→ **Stated task**:
Your task is to output the data exactly as it stands.

Dataset rows about figures
▬▬▬

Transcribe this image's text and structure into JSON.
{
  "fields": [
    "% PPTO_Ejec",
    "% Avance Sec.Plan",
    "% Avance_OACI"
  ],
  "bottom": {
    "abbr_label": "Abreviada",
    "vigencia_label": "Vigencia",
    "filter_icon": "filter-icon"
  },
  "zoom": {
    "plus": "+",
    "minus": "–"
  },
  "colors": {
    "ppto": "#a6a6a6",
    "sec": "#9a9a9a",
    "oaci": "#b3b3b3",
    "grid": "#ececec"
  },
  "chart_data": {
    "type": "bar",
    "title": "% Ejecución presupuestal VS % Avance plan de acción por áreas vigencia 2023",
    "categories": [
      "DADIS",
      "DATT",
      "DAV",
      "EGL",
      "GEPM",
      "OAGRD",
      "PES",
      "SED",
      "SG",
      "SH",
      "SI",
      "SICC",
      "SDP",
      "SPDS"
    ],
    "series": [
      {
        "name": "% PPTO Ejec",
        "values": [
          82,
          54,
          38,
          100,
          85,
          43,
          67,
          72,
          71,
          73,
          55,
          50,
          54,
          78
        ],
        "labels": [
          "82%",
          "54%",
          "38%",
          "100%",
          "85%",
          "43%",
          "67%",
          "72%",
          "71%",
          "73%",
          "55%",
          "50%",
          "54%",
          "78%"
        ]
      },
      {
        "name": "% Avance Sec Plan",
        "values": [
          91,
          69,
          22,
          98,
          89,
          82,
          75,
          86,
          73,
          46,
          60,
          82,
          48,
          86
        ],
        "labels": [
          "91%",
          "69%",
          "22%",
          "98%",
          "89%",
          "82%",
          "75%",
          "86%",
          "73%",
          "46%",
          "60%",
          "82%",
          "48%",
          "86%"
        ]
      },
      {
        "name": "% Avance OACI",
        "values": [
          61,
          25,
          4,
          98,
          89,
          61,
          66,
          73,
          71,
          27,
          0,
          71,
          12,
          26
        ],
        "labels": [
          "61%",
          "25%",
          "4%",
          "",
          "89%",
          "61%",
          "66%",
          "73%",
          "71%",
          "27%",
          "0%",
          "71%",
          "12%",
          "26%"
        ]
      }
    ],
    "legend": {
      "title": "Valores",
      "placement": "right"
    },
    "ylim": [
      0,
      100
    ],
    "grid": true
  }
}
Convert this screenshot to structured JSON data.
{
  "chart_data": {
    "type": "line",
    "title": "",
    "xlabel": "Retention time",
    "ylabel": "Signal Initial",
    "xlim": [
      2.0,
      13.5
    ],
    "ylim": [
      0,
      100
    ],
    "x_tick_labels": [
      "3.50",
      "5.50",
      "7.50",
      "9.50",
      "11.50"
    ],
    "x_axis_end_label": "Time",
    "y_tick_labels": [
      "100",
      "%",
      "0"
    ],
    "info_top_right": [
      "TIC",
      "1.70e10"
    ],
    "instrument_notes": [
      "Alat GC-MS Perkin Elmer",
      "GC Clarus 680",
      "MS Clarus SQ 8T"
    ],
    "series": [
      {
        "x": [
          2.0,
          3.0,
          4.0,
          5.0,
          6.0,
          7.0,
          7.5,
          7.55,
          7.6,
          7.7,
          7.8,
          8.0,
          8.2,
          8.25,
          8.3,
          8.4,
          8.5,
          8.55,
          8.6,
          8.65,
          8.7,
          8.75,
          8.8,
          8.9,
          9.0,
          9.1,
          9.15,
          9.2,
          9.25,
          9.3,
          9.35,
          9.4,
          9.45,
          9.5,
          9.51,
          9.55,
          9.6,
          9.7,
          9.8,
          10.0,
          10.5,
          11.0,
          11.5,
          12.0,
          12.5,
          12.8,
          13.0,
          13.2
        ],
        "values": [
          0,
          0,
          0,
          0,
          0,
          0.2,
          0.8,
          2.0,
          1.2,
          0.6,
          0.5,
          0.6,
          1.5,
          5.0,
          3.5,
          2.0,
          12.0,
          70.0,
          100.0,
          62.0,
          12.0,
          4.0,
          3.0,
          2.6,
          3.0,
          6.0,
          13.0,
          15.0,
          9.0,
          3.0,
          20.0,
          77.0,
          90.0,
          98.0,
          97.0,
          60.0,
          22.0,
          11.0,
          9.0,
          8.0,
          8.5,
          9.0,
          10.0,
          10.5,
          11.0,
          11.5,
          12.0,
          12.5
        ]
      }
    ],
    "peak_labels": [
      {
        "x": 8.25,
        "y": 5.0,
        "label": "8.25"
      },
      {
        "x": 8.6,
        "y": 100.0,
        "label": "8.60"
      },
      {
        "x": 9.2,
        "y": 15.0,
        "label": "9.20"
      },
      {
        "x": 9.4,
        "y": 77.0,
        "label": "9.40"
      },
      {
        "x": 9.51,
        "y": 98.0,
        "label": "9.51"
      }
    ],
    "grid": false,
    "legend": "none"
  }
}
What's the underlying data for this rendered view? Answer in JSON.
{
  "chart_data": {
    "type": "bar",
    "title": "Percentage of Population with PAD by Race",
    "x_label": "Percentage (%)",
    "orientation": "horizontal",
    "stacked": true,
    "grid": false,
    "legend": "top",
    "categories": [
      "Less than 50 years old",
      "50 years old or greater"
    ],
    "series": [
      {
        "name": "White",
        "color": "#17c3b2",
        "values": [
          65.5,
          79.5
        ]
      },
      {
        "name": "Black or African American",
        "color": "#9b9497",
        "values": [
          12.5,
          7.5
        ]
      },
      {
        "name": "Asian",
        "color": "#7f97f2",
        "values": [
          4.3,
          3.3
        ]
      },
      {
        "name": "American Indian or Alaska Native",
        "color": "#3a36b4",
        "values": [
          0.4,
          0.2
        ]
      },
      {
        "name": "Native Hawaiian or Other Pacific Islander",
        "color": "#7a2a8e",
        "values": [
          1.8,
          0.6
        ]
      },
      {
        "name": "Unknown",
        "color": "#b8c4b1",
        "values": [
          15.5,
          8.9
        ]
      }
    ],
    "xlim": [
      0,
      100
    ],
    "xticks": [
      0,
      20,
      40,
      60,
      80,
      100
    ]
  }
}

▬▬▬

→ **Reply**:
Transcribe this image's text and structure into JSON.
{
  "fields": [
    "% PPTO_Ejec",
    "% Avance Sec.Plan",
    "% Avance_OACI"
  ],
  "bottom": {
    "abbr_label": "Abreviada",
    "vigencia_label": "Vigencia",
    "filter_icon": "filter-icon"
  },
  "zoom": {
    "plus": "+",
    "minus": "–"
  },
  "colors": {
    "ppto": "#a6a6a6",
    "sec": "#9a9a9a",
    "oaci": "#b3b3b3",
    "grid": "#ececec"
  },
  "chart_data": {
    "type": "bar",
    "title": "% Ejecución presupuestal VS % Avance plan de acción por áreas vigencia 2023",
    "categories": [
      "DADIS",
      "DATT",
      "DAV",
      "EGL",
      "GEPM",
      "OAGRD",
      "PES",
      "SED",
      "SG",
      "SH",
      "SI",
      "SICC",
      "SDP",
      "SPDS"
    ],
    "series": [
      {
        "name": "% PPTO Ejec",
        "values": [
          82,
          54,
          38,
          100,
          85,
          43,
          67,
          72,
          71,
          73,
          55,
          50,
          54,
          78
        ],
        "labels": [
          "82%",
          "54%",
          "38%",
          "100%",
          "85%",
          "43%",
          "67%",
          "72%",
          "71%",
          "73%",
          "55%",
          "50%",
          "54%",
          "78%"
        ]
      },
      {
        "name": "% Avance Sec Plan",
        "values": [
          91,
          69,
          22,
          98,
          89,
          82,
          75,
          86,
          73,
          46,
          60,
          82,
          48,
          86
        ],
        "labels": [
          "91%",
          "69%",
          "22%",
          "98%",
          "89%",
          "82%",
          "75%",
          "86%",
          "73%",
          "46%",
          "60%",
          "82%",
          "48%",
          "86%"
        ]
      },
      {
        "name": "% Avance OACI",
        "values": [
          61,
          25,
          4,
          98,
          89,
          61,
          66,
          73,
          71,
          27,
          0,
          71,
          12,
          26
        ],
        "labels": [
          "61%",
          "25%",
          "4%",
          "",
          "89%",
          "61%",
          "66%",
          "73%",
          "71%",
          "27%",
          "0%",
          "71%",
          "12%",
          "26%"
        ]
      }
    ],
    "legend": {
      "title": "Valores",
      "placement": "right"
    },
    "ylim": [
      0,
      100
    ],
    "grid": true
  }
}
Convert this screenshot to structured JSON data.
{
  "chart_data": {
    "type": "line",
    "title": "",
    "xlabel": "Retention time",
    "ylabel": "Signal Initial",
    "xlim": [
      2.0,
      13.5
    ],
    "ylim": [
      0,
      100
    ],
    "x_tick_labels": [
      "3.50",
      "5.50",
      "7.50",
      "9.50",
      "11.50"
    ],
    "x_axis_end_label": "Time",
    "y_tick_labels": [
      "100",
      "%",
      "0"
    ],
    "info_top_right": [
      "TIC",
      "1.70e10"
    ],
    "instrument_notes": [
      "Alat GC-MS Perkin Elmer",
      "GC Clarus 680",
      "MS Clarus SQ 8T"
    ],
    "series": [
      {
        "x": [
          2.0,
          3.0,
          4.0,
          5.0,
          6.0,
          7.0,
          7.5,
          7.55,
          7.6,
          7.7,
          7.8,
          8.0,
          8.2,
          8.25,
          8.3,
          8.4,
          8.5,
          8.55,
          8.6,
          8.65,
          8.7,
          8.75,
          8.8,
          8.9,
          9.0,
          9.1,
          9.15,
          9.2,
          9.25,
          9.3,
          9.35,
          9.4,
          9.45,
          9.5,
          9.51,
          9.55,
          9.6,
          9.7,
          9.8,
          10.0,
          10.5,
          11.0,
          11.5,
          12.0,
          12.5,
          12.8,
          13.0,
          13.2
        ],
        "values": [
          0,
          0,
          0,
          0,
          0,
          0.2,
          0.8,
          2.0,
          1.2,
          0.6,
          0.5,
          0.6,
          1.5,
          5.0,
          3.5,
          2.0,
          12.0,
          70.0,
          100.0,
          62.0,
          12.0,
          4.0,
          3.0,
          2.6,
          3.0,
          6.0,
          13.0,
          15.0,
          9.0,
          3.0,
          20.0,
          77.0,
          90.0,
          98.0,
          97.0,
          60.0,
          22.0,
          11.0,
          9.0,
          8.0,
          8.5,
          9.0,
          10.0,
          10.5,
          11.0,
          11.5,
          12.0,
          12.5
        ]
      }
    ],
    "peak_labels": [
      {
        "x": 8.25,
        "y": 5.0,
        "label": "8.25"
      },
      {
        "x": 8.6,
        "y": 100.0,
        "label": "8.60"
      },
      {
        "x": 9.2,
        "y": 15.0,
        "label": "9.20"
      },
      {
        "x": 9.4,
        "y": 77.0,
        "label": "9.40"
      },
      {
        "x": 9.51,
        "y": 98.0,
        "label": "9.51"
      }
    ],
    "grid": false,
    "legend": "none"
  }
}
What's the underlying data for this rendered view? Answer in JSON.
{
  "chart_data": {
    "type": "bar",
    "title": "Percentage of Population with PAD by Race",
    "x_label": "Percentage (%)",
    "orientation": "horizontal",
    "stacked": true,
    "grid": false,
    "legend": "top",
    "categories": [
      "Less than 50 years old",
      "50 years old or greater"
    ],
    "series": [
      {
        "name": "White",
        "color": "#17c3b2",
        "values": [
          65.5,
          79.5
        ]
      },
      {
        "name": "Black or African American",
        "color": "#9b9497",
        "values": [
          12.5,
          7.5
        ]
      },
      {
        "name": "Asian",
        "color": "#7f97f2",
        "values": [
          4.3,
          3.3
        ]
      },
      {
        "name": "American Indian or Alaska Native",
        "color": "#3a36b4",
        "values": [
          0.4,
          0.2
        ]
      },
      {
        "name": "Native Hawaiian or Other Pacific Islander",
        "color": "#7a2a8e",
        "values": [
          1.8,
          0.6
        ]
      },
      {
        "name": "Unknown",
        "color": "#b8c4b1",
        "values": [
          15.5,
          8.9
        ]
      }
    ],
    "xlim": [
      0,
      100
    ],
    "xticks": [
      0,
      20,
      40,
      60,
      80,
      100
    ]
  }
}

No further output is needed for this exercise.